---------- Data supplied

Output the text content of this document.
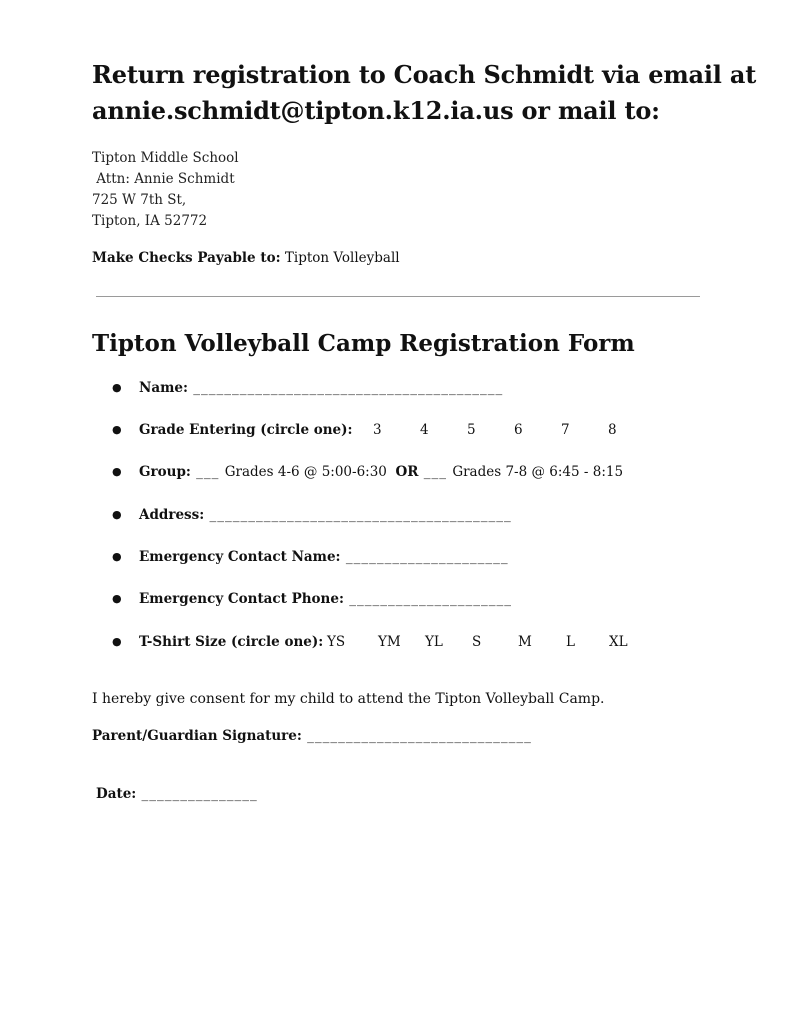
Return registration to Coach Schmidt via email at
annie.schmidt@tipton.k12.ia.us or mail to:
Tipton Middle School
Attn: Annie Schmidt
725 W 7th St,
Tipton, IA 52772
Make Checks Payable to: Tipton Volleyball
Tipton Volleyball Camp Registration Form
● Name: ________________________________________
● Grade Entering (circle one): 3	4	5	6	7	8
● Group: ___ Grades 4-6 @ 5:00-6:30 OR ___ Grades 7-8 @ 6:45 - 8:15
● Address: _______________________________________
● Emergency Contact Name: _____________________
● Emergency Contact Phone: _____________________
● T-Shirt Size (circle one): YS YM YL S	M	L	XL
I hereby give consent for my child to attend the Tipton Volleyball Camp.
Parent/Guardian Signature: _____________________________
Date: _______________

--------------------

Restate every record exactly, please; do not copy the pictures.

Output the text content of this document.
Return registration to Coach Schmidt via email at
annie.schmidt@tipton.k12.ia.us or mail to:
Tipton Middle School
Attn: Annie Schmidt
725 W 7th St,
Tipton, IA 52772
Make Checks Payable to: Tipton Volleyball
Tipton Volleyball Camp Registration Form
● Name: ________________________________________
● Grade Entering (circle one): 3	4	5	6	7	8
● Group: ___ Grades 4-6 @ 5:00-6:30 OR ___ Grades 7-8 @ 6:45 - 8:15
● Address: _______________________________________
● Emergency Contact Name: _____________________
● Emergency Contact Phone: _____________________
● T-Shirt Size (circle one): YS YM YL S	M	L	XL
I hereby give consent for my child to attend the Tipton Volleyball Camp.
Parent/Guardian Signature: _____________________________
Date: _______________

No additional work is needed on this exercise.